- [Challenge] Review the material line by line. Identify and copy every line that contains the string "chǎng".

----

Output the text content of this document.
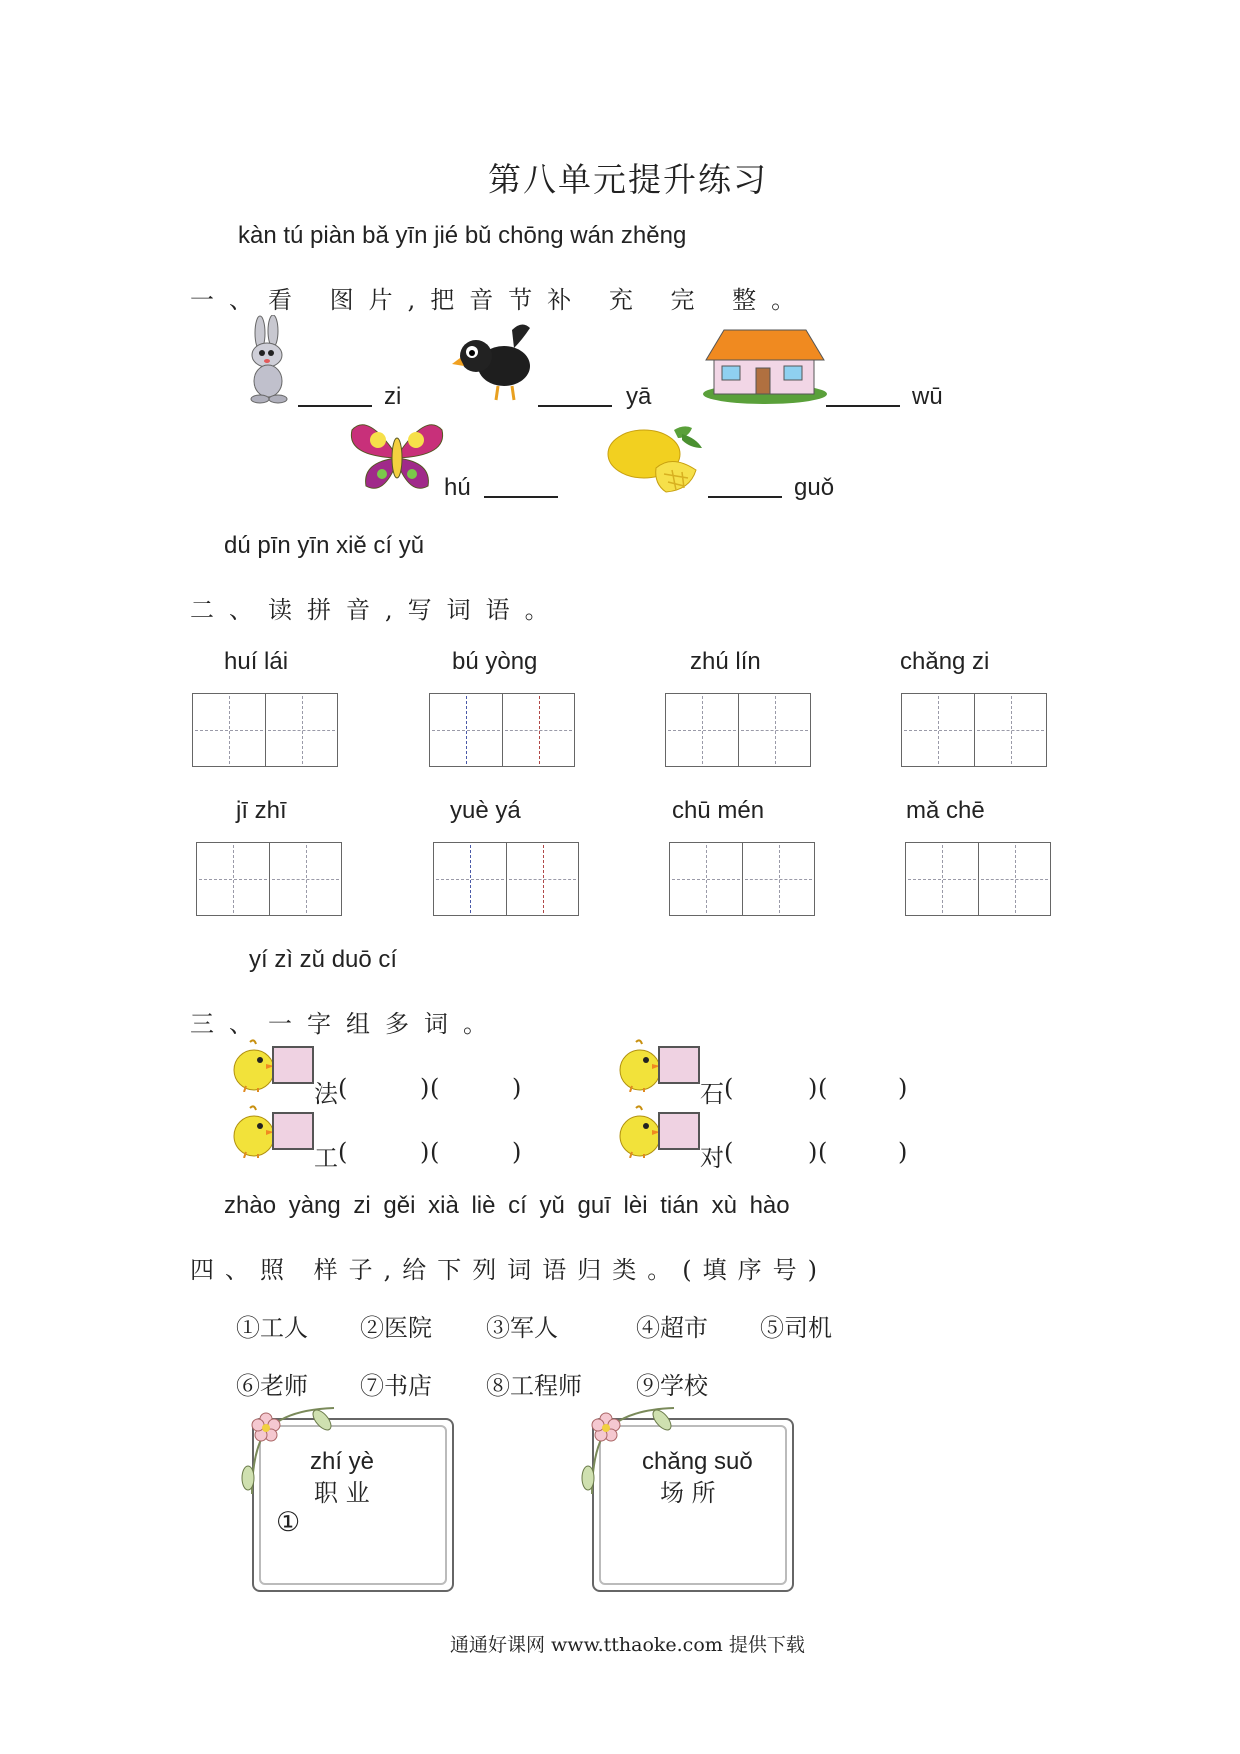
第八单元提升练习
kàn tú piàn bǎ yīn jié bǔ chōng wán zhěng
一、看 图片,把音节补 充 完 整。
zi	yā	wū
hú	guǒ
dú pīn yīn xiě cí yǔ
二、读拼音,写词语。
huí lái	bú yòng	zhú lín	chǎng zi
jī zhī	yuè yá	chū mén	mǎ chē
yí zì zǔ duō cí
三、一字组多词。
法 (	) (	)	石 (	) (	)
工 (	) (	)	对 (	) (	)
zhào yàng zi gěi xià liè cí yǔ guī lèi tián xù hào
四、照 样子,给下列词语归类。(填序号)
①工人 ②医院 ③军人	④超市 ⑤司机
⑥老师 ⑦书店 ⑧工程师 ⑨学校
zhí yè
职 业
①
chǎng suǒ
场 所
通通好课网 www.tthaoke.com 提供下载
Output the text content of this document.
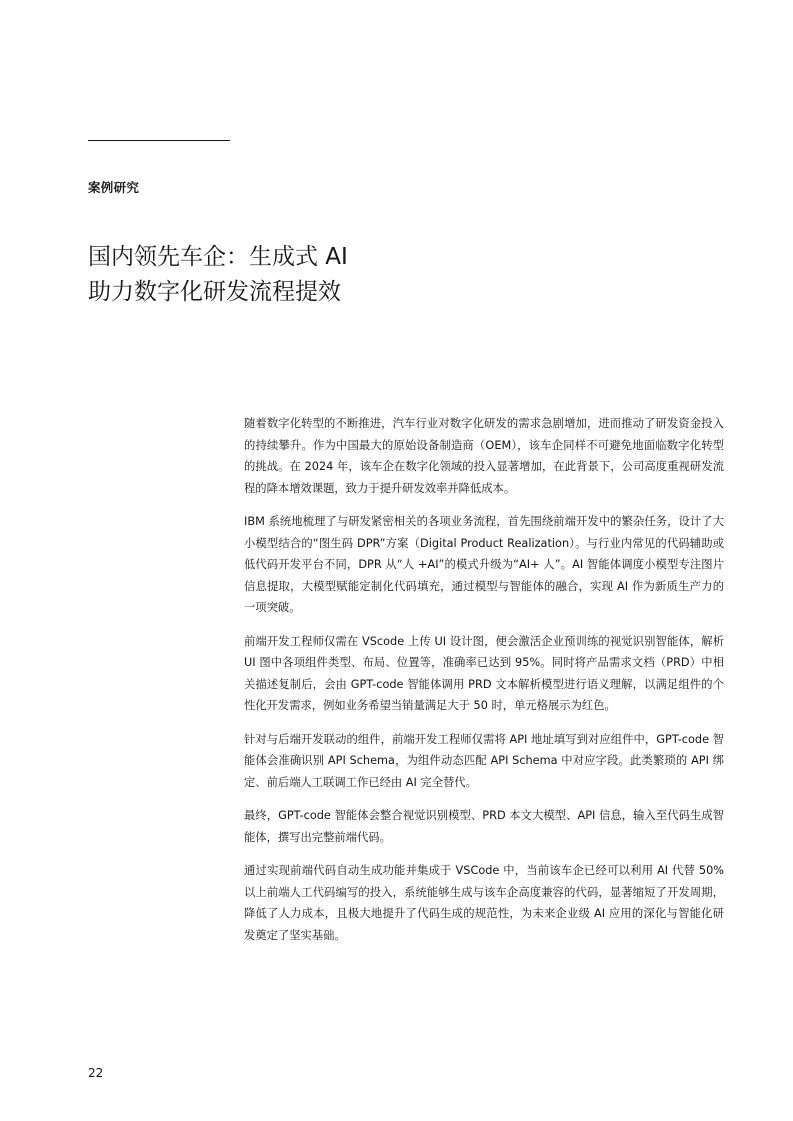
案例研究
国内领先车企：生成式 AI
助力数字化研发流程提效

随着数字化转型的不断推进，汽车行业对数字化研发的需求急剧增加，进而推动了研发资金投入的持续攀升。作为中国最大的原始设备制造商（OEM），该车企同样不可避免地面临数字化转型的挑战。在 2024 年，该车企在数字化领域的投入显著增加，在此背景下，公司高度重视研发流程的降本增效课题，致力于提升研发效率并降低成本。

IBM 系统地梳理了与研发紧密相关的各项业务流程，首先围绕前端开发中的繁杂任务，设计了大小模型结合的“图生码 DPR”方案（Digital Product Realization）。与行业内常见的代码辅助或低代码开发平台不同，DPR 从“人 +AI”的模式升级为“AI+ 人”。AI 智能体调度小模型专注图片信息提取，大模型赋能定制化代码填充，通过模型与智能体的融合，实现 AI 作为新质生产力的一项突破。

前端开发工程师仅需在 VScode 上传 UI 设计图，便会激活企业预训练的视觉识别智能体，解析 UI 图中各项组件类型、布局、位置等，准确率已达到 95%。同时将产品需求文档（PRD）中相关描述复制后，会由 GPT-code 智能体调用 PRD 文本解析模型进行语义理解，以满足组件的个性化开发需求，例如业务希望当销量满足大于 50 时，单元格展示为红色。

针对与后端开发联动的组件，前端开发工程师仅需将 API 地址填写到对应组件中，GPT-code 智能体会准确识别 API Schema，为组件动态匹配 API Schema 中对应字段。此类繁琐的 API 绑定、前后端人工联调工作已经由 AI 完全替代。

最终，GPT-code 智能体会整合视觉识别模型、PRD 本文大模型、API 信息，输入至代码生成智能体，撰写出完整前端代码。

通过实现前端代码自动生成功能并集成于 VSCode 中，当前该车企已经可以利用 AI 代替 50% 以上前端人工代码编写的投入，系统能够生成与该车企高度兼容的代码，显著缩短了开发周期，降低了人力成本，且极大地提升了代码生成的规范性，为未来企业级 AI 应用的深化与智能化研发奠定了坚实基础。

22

----

- [Exercise output]
huí lái	bú yòng	zhú lín	chǎng zi
chǎng suǒ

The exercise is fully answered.